Record list:
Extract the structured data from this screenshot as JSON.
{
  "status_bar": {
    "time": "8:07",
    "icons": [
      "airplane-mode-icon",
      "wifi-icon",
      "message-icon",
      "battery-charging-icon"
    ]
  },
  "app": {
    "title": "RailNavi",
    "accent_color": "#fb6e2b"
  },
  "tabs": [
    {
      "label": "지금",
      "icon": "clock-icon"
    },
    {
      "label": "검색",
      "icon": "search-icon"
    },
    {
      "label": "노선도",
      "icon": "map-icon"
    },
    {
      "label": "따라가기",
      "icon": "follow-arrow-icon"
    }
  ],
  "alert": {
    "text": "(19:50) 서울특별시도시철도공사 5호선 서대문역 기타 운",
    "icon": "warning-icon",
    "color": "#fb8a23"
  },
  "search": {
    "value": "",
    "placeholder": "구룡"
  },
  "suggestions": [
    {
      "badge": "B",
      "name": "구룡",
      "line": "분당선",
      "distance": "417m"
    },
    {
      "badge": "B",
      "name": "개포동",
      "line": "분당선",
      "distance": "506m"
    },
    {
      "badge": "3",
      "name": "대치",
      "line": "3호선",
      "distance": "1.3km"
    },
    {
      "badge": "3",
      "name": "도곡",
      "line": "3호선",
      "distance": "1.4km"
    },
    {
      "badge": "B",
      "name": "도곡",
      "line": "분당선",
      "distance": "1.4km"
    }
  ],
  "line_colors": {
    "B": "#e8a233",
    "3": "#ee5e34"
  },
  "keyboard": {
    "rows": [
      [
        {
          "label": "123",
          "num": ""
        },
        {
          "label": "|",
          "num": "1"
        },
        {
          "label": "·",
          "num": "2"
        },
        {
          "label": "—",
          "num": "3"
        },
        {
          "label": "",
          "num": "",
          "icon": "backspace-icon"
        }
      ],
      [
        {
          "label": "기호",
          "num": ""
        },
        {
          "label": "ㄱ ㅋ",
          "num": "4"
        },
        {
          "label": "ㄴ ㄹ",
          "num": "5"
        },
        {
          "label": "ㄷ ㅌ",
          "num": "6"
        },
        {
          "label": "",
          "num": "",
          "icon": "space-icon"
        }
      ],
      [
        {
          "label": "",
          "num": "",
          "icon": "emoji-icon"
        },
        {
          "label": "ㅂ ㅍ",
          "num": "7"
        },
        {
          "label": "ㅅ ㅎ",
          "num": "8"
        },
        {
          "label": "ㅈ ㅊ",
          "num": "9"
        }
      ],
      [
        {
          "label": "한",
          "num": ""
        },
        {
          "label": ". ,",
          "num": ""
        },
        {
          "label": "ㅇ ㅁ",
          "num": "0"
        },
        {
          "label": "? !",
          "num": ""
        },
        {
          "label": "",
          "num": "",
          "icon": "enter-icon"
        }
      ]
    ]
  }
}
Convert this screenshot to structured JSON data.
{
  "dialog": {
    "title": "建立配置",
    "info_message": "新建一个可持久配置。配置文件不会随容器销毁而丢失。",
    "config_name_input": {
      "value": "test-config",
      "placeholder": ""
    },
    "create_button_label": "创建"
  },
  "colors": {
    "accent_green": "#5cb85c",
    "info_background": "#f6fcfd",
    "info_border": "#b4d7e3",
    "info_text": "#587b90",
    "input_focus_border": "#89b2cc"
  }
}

Your goal:
Extract the listing in its entirety and repeat it exactly.

Worked solution:
Extract the structured data from this screenshot as JSON.
{
  "status_bar": {
    "time": "8:07",
    "icons": [
      "airplane-mode-icon",
      "wifi-icon",
      "message-icon",
      "battery-charging-icon"
    ]
  },
  "app": {
    "title": "RailNavi",
    "accent_color": "#fb6e2b"
  },
  "tabs": [
    {
      "label": "지금",
      "icon": "clock-icon"
    },
    {
      "label": "검색",
      "icon": "search-icon"
    },
    {
      "label": "노선도",
      "icon": "map-icon"
    },
    {
      "label": "따라가기",
      "icon": "follow-arrow-icon"
    }
  ],
  "alert": {
    "text": "(19:50) 서울특별시도시철도공사 5호선 서대문역 기타 운",
    "icon": "warning-icon",
    "color": "#fb8a23"
  },
  "search": {
    "value": "",
    "placeholder": "구룡"
  },
  "suggestions": [
    {
      "badge": "B",
      "name": "구룡",
      "line": "분당선",
      "distance": "417m"
    },
    {
      "badge": "B",
      "name": "개포동",
      "line": "분당선",
      "distance": "506m"
    },
    {
      "badge": "3",
      "name": "대치",
      "line": "3호선",
      "distance": "1.3km"
    },
    {
      "badge": "3",
      "name": "도곡",
      "line": "3호선",
      "distance": "1.4km"
    },
    {
      "badge": "B",
      "name": "도곡",
      "line": "분당선",
      "distance": "1.4km"
    }
  ],
  "line_colors": {
    "B": "#e8a233",
    "3": "#ee5e34"
  },
  "keyboard": {
    "rows": [
      [
        {
          "label": "123",
          "num": ""
        },
        {
          "label": "|",
          "num": "1"
        },
        {
          "label": "·",
          "num": "2"
        },
        {
          "label": "—",
          "num": "3"
        },
        {
          "label": "",
          "num": "",
          "icon": "backspace-icon"
        }
      ],
      [
        {
          "label": "기호",
          "num": ""
        },
        {
          "label": "ㄱ ㅋ",
          "num": "4"
        },
        {
          "label": "ㄴ ㄹ",
          "num": "5"
        },
        {
          "label": "ㄷ ㅌ",
          "num": "6"
        },
        {
          "label": "",
          "num": "",
          "icon": "space-icon"
        }
      ],
      [
        {
          "label": "",
          "num": "",
          "icon": "emoji-icon"
        },
        {
          "label": "ㅂ ㅍ",
          "num": "7"
        },
        {
          "label": "ㅅ ㅎ",
          "num": "8"
        },
        {
          "label": "ㅈ ㅊ",
          "num": "9"
        }
      ],
      [
        {
          "label": "한",
          "num": ""
        },
        {
          "label": ". ,",
          "num": ""
        },
        {
          "label": "ㅇ ㅁ",
          "num": "0"
        },
        {
          "label": "? !",
          "num": ""
        },
        {
          "label": "",
          "num": "",
          "icon": "enter-icon"
        }
      ]
    ]
  }
}
Convert this screenshot to structured JSON data.
{
  "dialog": {
    "title": "建立配置",
    "info_message": "新建一个可持久配置。配置文件不会随容器销毁而丢失。",
    "config_name_input": {
      "value": "test-config",
      "placeholder": ""
    },
    "create_button_label": "创建"
  },
  "colors": {
    "accent_green": "#5cb85c",
    "info_background": "#f6fcfd",
    "info_border": "#b4d7e3",
    "info_text": "#587b90",
    "input_focus_border": "#89b2cc"
  }
}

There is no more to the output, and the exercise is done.